■ AIM OF THE TASK
Reproduce the listing below verbatim.

■ SUPPLIED MATERIAL
## Start

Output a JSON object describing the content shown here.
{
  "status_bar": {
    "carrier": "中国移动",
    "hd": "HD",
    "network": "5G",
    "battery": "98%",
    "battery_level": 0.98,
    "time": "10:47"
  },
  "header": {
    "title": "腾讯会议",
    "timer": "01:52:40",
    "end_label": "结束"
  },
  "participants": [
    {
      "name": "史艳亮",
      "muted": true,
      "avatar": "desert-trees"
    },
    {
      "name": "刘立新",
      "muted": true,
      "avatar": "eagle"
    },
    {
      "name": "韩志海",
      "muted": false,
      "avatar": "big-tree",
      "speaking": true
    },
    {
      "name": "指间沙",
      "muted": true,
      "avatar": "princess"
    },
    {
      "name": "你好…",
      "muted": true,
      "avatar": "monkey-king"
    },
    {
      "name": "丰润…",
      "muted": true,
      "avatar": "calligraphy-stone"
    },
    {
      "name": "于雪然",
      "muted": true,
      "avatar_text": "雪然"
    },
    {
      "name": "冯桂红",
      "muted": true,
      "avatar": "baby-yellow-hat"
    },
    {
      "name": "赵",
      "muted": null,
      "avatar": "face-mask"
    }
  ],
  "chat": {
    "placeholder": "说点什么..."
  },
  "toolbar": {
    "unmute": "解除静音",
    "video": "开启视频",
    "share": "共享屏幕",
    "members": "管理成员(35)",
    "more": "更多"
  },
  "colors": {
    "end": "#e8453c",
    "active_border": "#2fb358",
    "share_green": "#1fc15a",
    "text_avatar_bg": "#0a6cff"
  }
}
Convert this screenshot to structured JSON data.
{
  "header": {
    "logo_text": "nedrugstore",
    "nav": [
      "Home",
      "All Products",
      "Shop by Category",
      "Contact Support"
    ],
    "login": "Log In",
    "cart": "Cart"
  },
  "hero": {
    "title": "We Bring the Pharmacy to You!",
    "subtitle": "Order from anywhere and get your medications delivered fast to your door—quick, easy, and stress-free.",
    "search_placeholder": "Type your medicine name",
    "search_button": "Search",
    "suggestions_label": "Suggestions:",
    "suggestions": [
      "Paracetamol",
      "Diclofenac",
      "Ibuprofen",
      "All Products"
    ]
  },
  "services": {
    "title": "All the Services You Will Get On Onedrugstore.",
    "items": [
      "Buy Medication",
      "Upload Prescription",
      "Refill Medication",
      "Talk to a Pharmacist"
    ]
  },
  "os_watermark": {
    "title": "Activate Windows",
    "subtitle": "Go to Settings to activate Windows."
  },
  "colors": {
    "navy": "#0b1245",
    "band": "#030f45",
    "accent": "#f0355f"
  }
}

## End

■ ANSWER FOR THIS EXERCISE
Output a JSON object describing the content shown here.
{
  "status_bar": {
    "carrier": "中国移动",
    "hd": "HD",
    "network": "5G",
    "battery": "98%",
    "battery_level": 0.98,
    "time": "10:47"
  },
  "header": {
    "title": "腾讯会议",
    "timer": "01:52:40",
    "end_label": "结束"
  },
  "participants": [
    {
      "name": "史艳亮",
      "muted": true,
      "avatar": "desert-trees"
    },
    {
      "name": "刘立新",
      "muted": true,
      "avatar": "eagle"
    },
    {
      "name": "韩志海",
      "muted": false,
      "avatar": "big-tree",
      "speaking": true
    },
    {
      "name": "指间沙",
      "muted": true,
      "avatar": "princess"
    },
    {
      "name": "你好…",
      "muted": true,
      "avatar": "monkey-king"
    },
    {
      "name": "丰润…",
      "muted": true,
      "avatar": "calligraphy-stone"
    },
    {
      "name": "于雪然",
      "muted": true,
      "avatar_text": "雪然"
    },
    {
      "name": "冯桂红",
      "muted": true,
      "avatar": "baby-yellow-hat"
    },
    {
      "name": "赵",
      "muted": null,
      "avatar": "face-mask"
    }
  ],
  "chat": {
    "placeholder": "说点什么..."
  },
  "toolbar": {
    "unmute": "解除静音",
    "video": "开启视频",
    "share": "共享屏幕",
    "members": "管理成员(35)",
    "more": "更多"
  },
  "colors": {
    "end": "#e8453c",
    "active_border": "#2fb358",
    "share_green": "#1fc15a",
    "text_avatar_bg": "#0a6cff"
  }
}
Convert this screenshot to structured JSON data.
{
  "header": {
    "logo_text": "nedrugstore",
    "nav": [
      "Home",
      "All Products",
      "Shop by Category",
      "Contact Support"
    ],
    "login": "Log In",
    "cart": "Cart"
  },
  "hero": {
    "title": "We Bring the Pharmacy to You!",
    "subtitle": "Order from anywhere and get your medications delivered fast to your door—quick, easy, and stress-free.",
    "search_placeholder": "Type your medicine name",
    "search_button": "Search",
    "suggestions_label": "Suggestions:",
    "suggestions": [
      "Paracetamol",
      "Diclofenac",
      "Ibuprofen",
      "All Products"
    ]
  },
  "services": {
    "title": "All the Services You Will Get On Onedrugstore.",
    "items": [
      "Buy Medication",
      "Upload Prescription",
      "Refill Medication",
      "Talk to a Pharmacist"
    ]
  },
  "os_watermark": {
    "title": "Activate Windows",
    "subtitle": "Go to Settings to activate Windows."
  },
  "colors": {
    "navy": "#0b1245",
    "band": "#030f45",
    "accent": "#f0355f"
  }
}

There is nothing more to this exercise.